Lines of data →
BEGIN
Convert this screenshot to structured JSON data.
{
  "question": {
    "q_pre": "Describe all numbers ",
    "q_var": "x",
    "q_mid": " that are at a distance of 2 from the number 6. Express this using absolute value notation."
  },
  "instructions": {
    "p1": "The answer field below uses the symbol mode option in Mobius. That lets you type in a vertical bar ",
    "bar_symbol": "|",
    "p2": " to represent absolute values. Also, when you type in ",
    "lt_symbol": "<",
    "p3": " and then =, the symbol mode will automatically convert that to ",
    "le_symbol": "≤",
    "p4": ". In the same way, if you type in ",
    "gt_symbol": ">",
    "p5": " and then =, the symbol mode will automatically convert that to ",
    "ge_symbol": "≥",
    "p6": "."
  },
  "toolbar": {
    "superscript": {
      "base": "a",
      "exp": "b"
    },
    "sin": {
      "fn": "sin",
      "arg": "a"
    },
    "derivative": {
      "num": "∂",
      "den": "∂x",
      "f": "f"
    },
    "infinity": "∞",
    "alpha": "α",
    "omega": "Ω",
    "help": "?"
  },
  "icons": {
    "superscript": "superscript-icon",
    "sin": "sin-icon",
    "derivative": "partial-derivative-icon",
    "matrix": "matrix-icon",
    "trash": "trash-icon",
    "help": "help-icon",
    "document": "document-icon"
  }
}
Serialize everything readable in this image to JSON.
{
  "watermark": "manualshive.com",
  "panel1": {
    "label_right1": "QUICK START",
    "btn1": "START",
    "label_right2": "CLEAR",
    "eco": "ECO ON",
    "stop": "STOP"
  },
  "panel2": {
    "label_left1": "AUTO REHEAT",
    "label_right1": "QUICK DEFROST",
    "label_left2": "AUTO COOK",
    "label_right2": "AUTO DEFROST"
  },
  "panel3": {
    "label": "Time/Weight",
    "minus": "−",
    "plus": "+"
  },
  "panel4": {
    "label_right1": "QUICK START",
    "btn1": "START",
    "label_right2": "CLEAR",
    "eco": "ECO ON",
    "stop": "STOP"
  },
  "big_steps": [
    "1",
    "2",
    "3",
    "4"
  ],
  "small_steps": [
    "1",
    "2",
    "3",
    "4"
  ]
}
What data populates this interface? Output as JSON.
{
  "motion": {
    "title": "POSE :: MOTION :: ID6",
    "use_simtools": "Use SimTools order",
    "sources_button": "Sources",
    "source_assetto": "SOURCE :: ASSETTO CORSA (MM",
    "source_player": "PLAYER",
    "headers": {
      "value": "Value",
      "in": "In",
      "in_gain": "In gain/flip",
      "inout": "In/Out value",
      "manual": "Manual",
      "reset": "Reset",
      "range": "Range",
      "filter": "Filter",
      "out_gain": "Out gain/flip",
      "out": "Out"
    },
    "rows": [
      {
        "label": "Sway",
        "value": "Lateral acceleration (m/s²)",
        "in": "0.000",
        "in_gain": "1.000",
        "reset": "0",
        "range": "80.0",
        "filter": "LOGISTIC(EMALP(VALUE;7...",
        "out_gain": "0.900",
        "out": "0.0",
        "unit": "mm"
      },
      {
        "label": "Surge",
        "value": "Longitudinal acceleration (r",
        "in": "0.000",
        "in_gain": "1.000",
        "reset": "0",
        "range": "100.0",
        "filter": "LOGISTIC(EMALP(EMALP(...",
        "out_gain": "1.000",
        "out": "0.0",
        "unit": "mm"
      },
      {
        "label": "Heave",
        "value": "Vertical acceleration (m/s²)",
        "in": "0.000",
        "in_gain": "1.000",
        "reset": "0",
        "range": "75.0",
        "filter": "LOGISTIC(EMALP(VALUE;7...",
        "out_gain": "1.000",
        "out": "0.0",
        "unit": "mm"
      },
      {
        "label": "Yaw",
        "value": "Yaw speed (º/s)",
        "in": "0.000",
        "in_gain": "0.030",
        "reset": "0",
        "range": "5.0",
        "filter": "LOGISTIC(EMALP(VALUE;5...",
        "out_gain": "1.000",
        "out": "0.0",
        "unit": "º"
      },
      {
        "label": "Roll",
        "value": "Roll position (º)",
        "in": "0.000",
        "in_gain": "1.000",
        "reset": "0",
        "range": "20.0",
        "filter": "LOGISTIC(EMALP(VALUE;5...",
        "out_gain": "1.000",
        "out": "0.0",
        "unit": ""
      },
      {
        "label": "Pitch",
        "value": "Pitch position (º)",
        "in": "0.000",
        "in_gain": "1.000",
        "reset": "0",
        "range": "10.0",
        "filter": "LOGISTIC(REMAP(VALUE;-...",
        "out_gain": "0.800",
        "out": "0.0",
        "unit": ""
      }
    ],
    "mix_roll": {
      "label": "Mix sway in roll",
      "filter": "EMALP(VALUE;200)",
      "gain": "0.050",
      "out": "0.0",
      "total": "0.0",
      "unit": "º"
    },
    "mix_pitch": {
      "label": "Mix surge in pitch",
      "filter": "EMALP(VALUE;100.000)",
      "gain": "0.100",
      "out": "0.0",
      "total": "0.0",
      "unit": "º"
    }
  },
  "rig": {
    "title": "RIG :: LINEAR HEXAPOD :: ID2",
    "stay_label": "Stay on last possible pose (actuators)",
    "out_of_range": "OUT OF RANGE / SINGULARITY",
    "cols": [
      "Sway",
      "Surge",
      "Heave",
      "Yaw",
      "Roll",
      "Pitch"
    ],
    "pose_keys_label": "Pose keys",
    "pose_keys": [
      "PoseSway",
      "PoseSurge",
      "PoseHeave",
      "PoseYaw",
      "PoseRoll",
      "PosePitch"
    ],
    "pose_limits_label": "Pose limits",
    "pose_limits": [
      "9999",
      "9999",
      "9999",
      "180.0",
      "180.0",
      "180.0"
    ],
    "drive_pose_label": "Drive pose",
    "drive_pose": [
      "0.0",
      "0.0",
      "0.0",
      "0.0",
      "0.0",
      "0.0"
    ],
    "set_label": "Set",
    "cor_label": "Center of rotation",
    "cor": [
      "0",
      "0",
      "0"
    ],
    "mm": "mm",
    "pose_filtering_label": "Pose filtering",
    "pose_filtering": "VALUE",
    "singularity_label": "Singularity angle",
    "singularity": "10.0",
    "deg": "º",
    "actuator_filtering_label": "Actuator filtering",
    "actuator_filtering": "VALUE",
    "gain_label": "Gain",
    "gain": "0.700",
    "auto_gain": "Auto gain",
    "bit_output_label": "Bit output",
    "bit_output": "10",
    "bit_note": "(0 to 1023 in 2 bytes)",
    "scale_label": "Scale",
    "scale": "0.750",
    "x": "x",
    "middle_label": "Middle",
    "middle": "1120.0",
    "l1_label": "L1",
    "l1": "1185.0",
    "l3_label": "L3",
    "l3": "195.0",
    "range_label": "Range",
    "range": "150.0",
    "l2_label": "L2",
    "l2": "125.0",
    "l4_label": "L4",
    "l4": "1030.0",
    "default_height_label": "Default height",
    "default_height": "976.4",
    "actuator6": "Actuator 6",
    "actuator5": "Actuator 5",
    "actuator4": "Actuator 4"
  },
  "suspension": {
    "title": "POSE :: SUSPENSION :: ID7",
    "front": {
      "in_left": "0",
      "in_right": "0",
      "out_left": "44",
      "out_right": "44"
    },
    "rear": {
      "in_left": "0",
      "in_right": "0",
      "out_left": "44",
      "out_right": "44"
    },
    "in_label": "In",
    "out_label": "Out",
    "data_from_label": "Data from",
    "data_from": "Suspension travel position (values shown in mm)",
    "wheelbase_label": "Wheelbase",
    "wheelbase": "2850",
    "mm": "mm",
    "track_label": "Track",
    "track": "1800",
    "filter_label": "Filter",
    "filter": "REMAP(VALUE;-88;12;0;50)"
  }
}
END
TASK DETAILS →
How many lines in the listing contain "mode"? Answer with the number alone.

ANSWER IN FULL →
3